'''

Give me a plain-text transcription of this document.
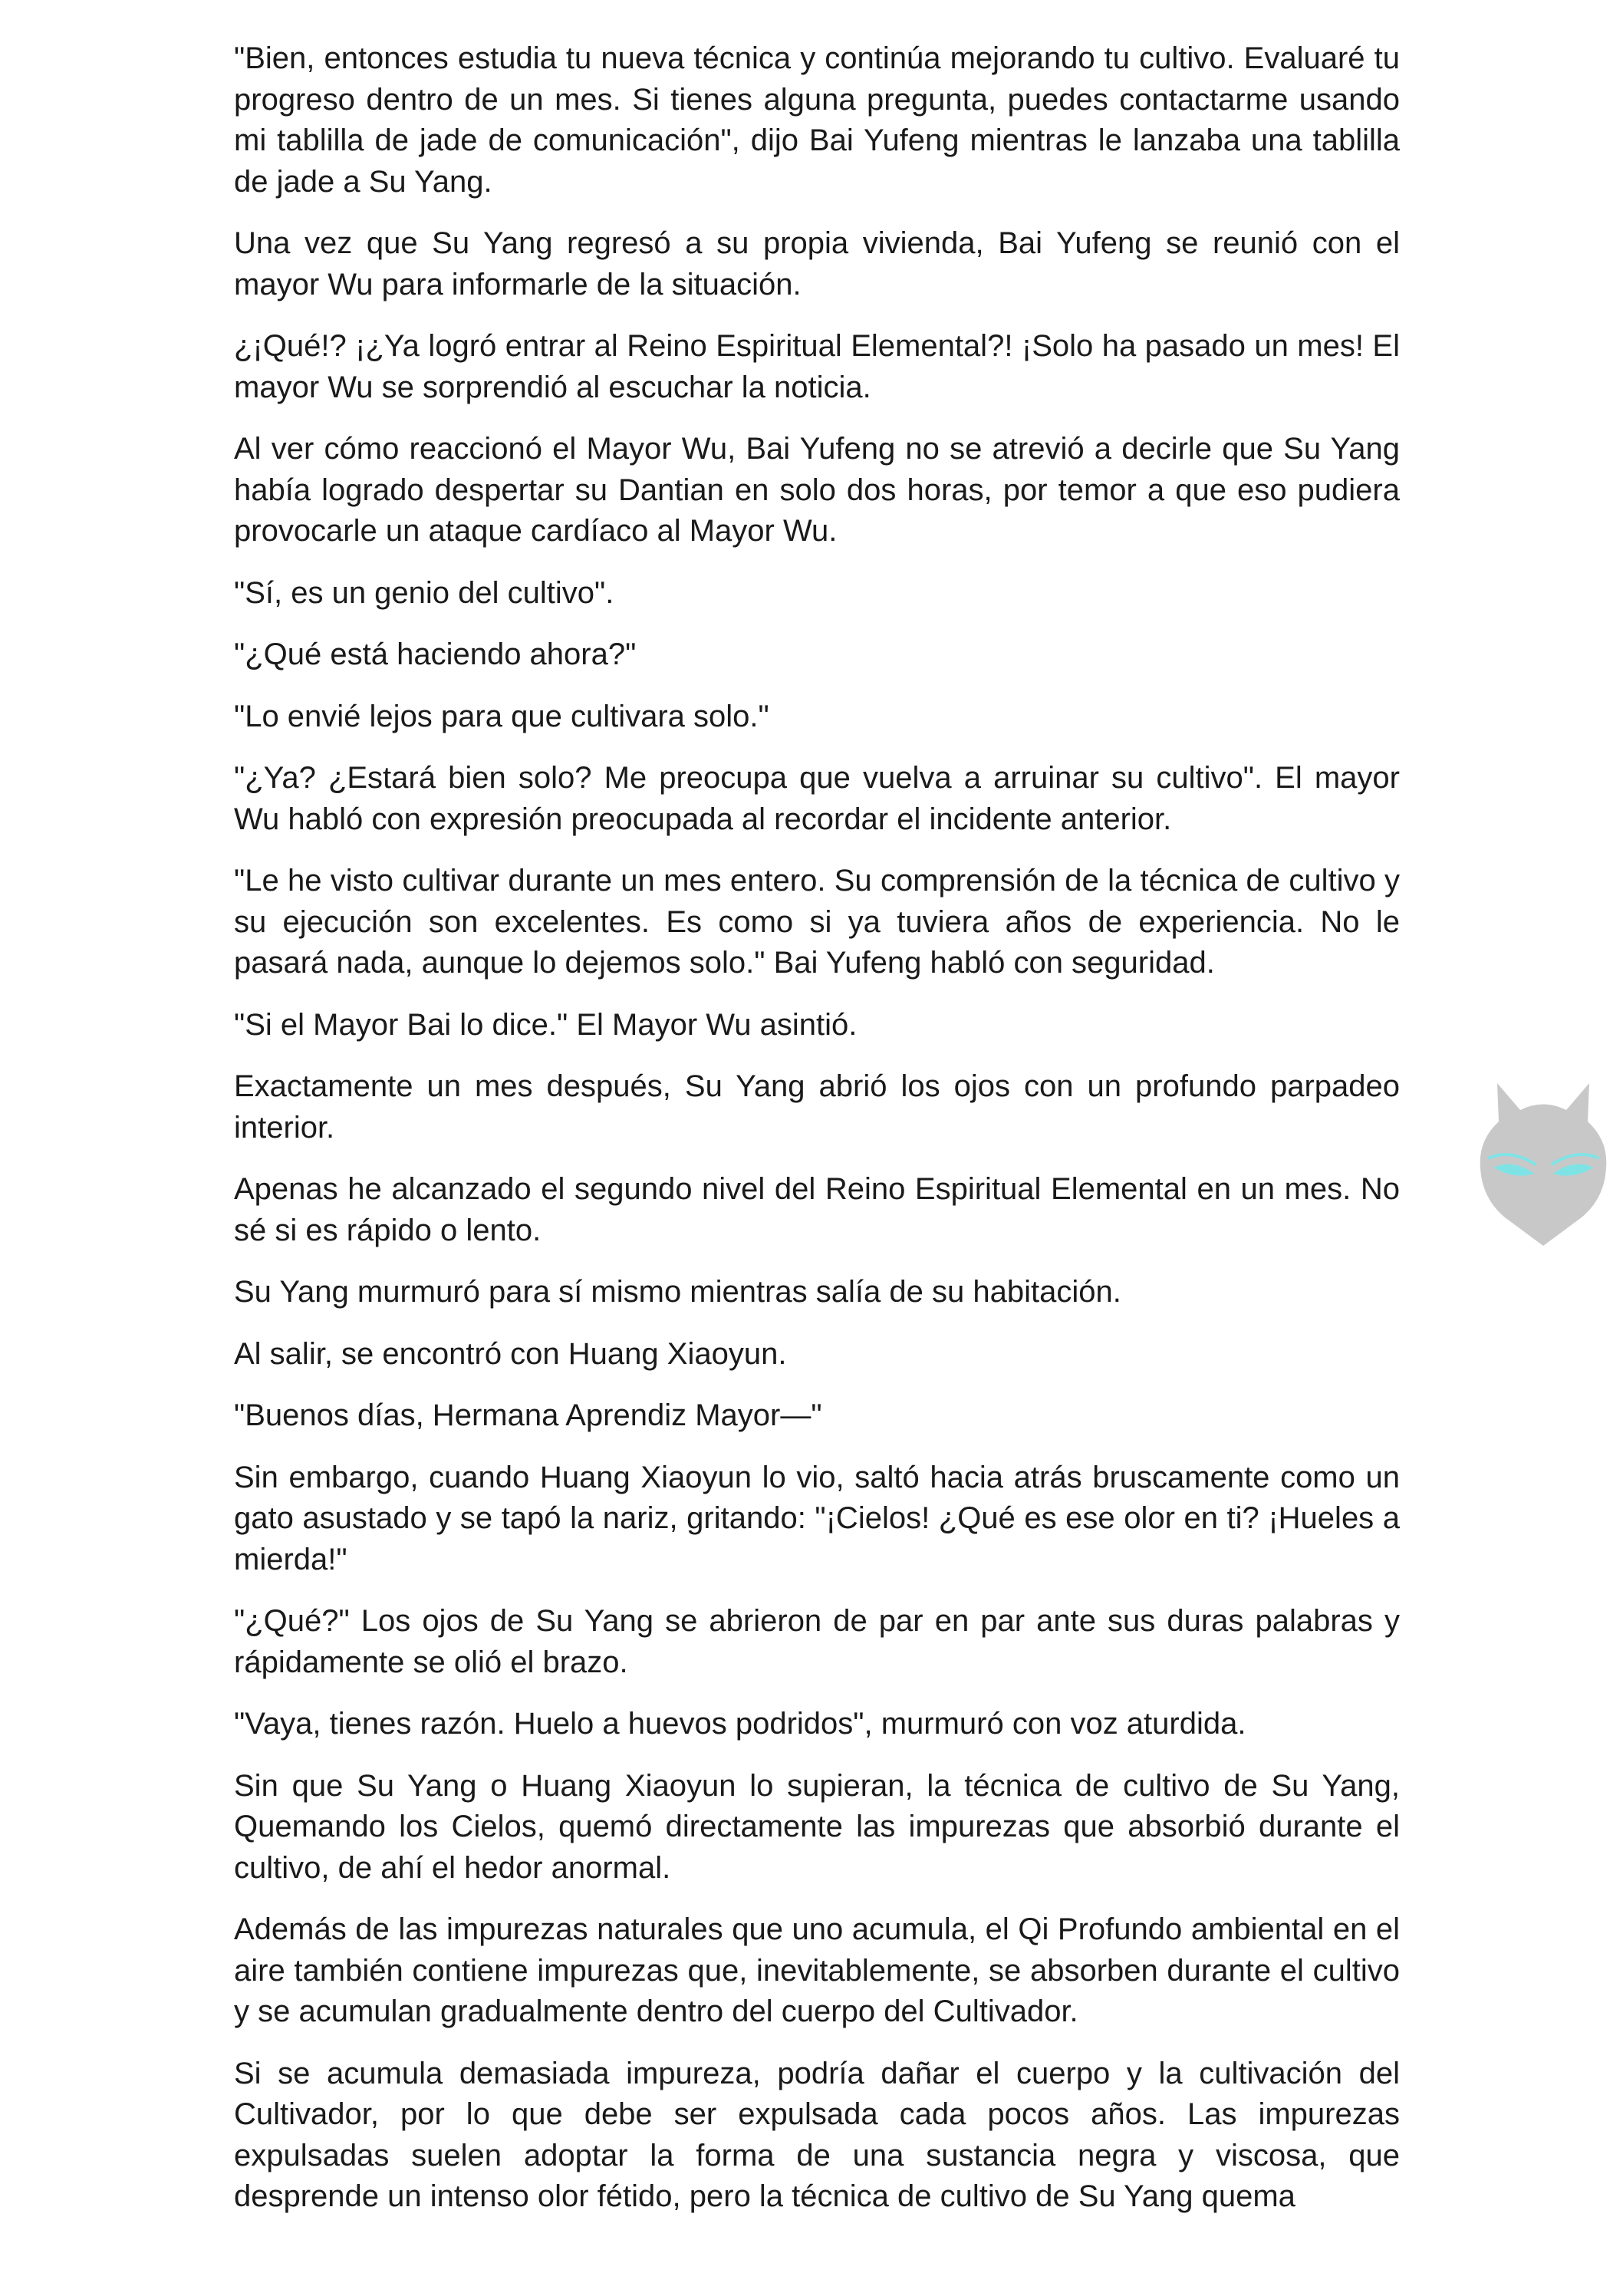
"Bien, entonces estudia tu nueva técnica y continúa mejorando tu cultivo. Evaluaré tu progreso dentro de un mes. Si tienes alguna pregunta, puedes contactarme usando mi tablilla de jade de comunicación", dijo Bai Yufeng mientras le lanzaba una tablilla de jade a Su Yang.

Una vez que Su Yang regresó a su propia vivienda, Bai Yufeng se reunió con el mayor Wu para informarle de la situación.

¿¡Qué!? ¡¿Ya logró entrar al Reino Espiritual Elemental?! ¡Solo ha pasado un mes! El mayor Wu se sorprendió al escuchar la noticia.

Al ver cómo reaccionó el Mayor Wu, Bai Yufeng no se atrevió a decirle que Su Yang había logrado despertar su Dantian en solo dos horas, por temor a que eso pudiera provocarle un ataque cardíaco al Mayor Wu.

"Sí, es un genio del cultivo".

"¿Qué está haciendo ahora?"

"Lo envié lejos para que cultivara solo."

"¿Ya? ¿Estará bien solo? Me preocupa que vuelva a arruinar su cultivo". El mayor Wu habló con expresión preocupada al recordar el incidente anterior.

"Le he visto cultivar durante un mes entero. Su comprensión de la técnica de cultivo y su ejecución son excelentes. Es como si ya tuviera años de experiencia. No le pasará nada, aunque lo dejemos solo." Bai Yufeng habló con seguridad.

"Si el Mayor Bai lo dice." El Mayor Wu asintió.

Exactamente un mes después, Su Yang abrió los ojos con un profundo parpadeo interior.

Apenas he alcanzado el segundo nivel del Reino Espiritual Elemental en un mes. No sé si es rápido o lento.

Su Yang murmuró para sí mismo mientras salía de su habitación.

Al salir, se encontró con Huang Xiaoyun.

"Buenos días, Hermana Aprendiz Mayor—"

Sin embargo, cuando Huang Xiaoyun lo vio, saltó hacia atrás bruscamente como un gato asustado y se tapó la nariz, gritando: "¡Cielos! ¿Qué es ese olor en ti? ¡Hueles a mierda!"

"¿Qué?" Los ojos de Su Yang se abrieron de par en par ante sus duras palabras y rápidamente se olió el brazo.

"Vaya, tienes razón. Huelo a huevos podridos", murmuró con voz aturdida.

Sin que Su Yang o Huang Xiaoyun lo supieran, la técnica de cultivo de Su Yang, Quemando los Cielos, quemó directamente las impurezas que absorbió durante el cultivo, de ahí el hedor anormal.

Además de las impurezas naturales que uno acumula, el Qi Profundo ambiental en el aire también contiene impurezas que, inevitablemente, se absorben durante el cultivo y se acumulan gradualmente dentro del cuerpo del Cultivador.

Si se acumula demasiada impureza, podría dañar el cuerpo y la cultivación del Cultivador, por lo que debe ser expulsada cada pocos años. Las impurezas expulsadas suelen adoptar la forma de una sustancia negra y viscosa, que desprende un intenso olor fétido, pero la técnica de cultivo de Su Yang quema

'''

**EXERCISE OBJECTIVE**
Track down every line of the material containing the string "dentro", and copy it.

**PROBLEM SOLUTION**
"Bien, entonces estudia tu nueva técnica y continúa mejorando tu cultivo. Evaluaré tu progreso dentro de un mes. Si tienes alguna pregunta, puedes contactarme usando mi tablilla de jade de comunicación", dijo Bai Yufeng mientras le lanzaba una tablilla de jade a Su Yang.
Además de las impurezas naturales que uno acumula, el Qi Profundo ambiental en el aire también contiene impurezas que, inevitablemente, se absorben durante el cultivo y se acumulan gradualmente dentro del cuerpo del Cultivador.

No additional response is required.